## Exercise
Without the pictures, return all of the material exactly as written.

## Raw data
╭──
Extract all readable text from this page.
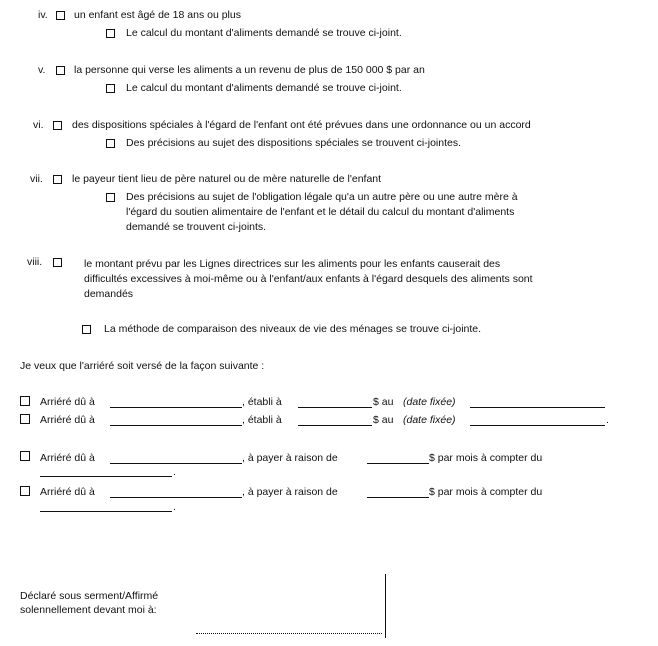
iv.	un enfant est âgé de 18 ans ou plus
Le calcul du montant d'aliments demandé se trouve ci-joint.
v.	la personne qui verse les aliments a un revenu de plus de 150 000 $ par an
Le calcul du montant d'aliments demandé se trouve ci-joint.
vi.	des dispositions spéciales à l'égard de l'enfant ont été prévues dans une ordonnance ou un accord
Des précisions au sujet des dispositions spéciales se trouvent ci-jointes.
vii.	le payeur tient lieu de père naturel ou de mère naturelle de l'enfant
Des précisions au sujet de l'obligation légale qu'a un autre père ou une autre mère à
l'égard du soutien alimentaire de l'enfant et le détail du calcul du montant d'aliments
demandé se trouvent ci-joints.
viii.	le montant prévu par les Lignes directrices sur les aliments pour les enfants causerait des
difficultés excessives à moi-même ou à l'enfant/aux enfants à l'égard desquels des aliments sont
demandés
La méthode de comparaison des niveaux de vie des ménages se trouve ci-jointe.
Je veux que l'arriéré soit versé de la façon suivante :
Arriéré dû à	, établi à	$ au (date fixée)
Arriéré dû à	, établi à	$ au (date fixée)	.
Arriéré dû à	, à payer à raison de	$ par mois à compter du
.
Arriéré dû à	, à payer à raison de	$ par mois à compter du
.
Déclaré sous serment/Affirmé
solennellement devant moi à:
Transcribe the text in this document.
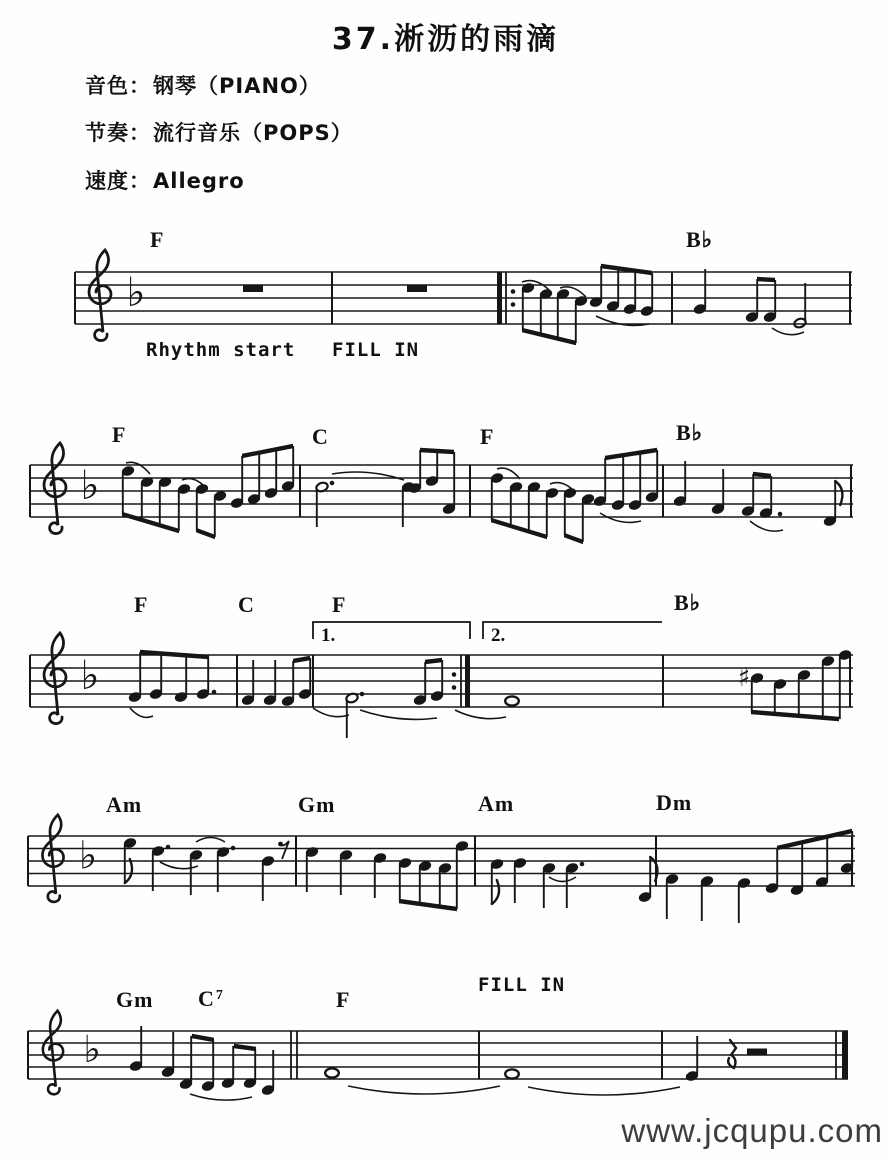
37.淅沥的雨滴
音色：钢琴（PIANO）
节奏：流行音乐（POPS）
速度：Allegro
♭
♭
♭	♯
♭
♭
F	B♭
Rhythm start FILL IN
F	C	F	B♭
1.	2.
F	C	F	B♭
Am	Gm	Am	Dm
Gm $C^7$	F
FILL IN
www.jcqupu.com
╰──
## Response to the task
Extract all readable text from this page.
iv.	un enfant est âgé de 18 ans ou plus
Le calcul du montant d'aliments demandé se trouve ci-joint.
v.	la personne qui verse les aliments a un revenu de plus de 150 000 $ par an
Le calcul du montant d'aliments demandé se trouve ci-joint.
vi.	des dispositions spéciales à l'égard de l'enfant ont été prévues dans une ordonnance ou un accord
Des précisions au sujet des dispositions spéciales se trouvent ci-jointes.
vii.	le payeur tient lieu de père naturel ou de mère naturelle de l'enfant
Des précisions au sujet de l'obligation légale qu'a un autre père ou une autre mère à
l'égard du soutien alimentaire de l'enfant et le détail du calcul du montant d'aliments
demandé se trouvent ci-joints.
viii.	le montant prévu par les Lignes directrices sur les aliments pour les enfants causerait des
difficultés excessives à moi-même ou à l'enfant/aux enfants à l'égard desquels des aliments sont
demandés
La méthode de comparaison des niveaux de vie des ménages se trouve ci-jointe.
Je veux que l'arriéré soit versé de la façon suivante :
Arriéré dû à	, établi à	$ au (date fixée)
Arriéré dû à	, établi à	$ au (date fixée)	.
Arriéré dû à	, à payer à raison de	$ par mois à compter du
.
Arriéré dû à	, à payer à raison de	$ par mois à compter du
.
Déclaré sous serment/Affirmé
solennellement devant moi à:
Transcribe the text in this document.
37.淅沥的雨滴
音色：钢琴（PIANO）
节奏：流行音乐（POPS）
速度：Allegro
♭
♭
♭	♯
♭
♭
F	B♭
Rhythm start FILL IN
F	C	F	B♭
1.	2.
F	C	F	B♭
Am	Gm	Am	Dm
Gm $C^7$	F
FILL IN
www.jcqupu.com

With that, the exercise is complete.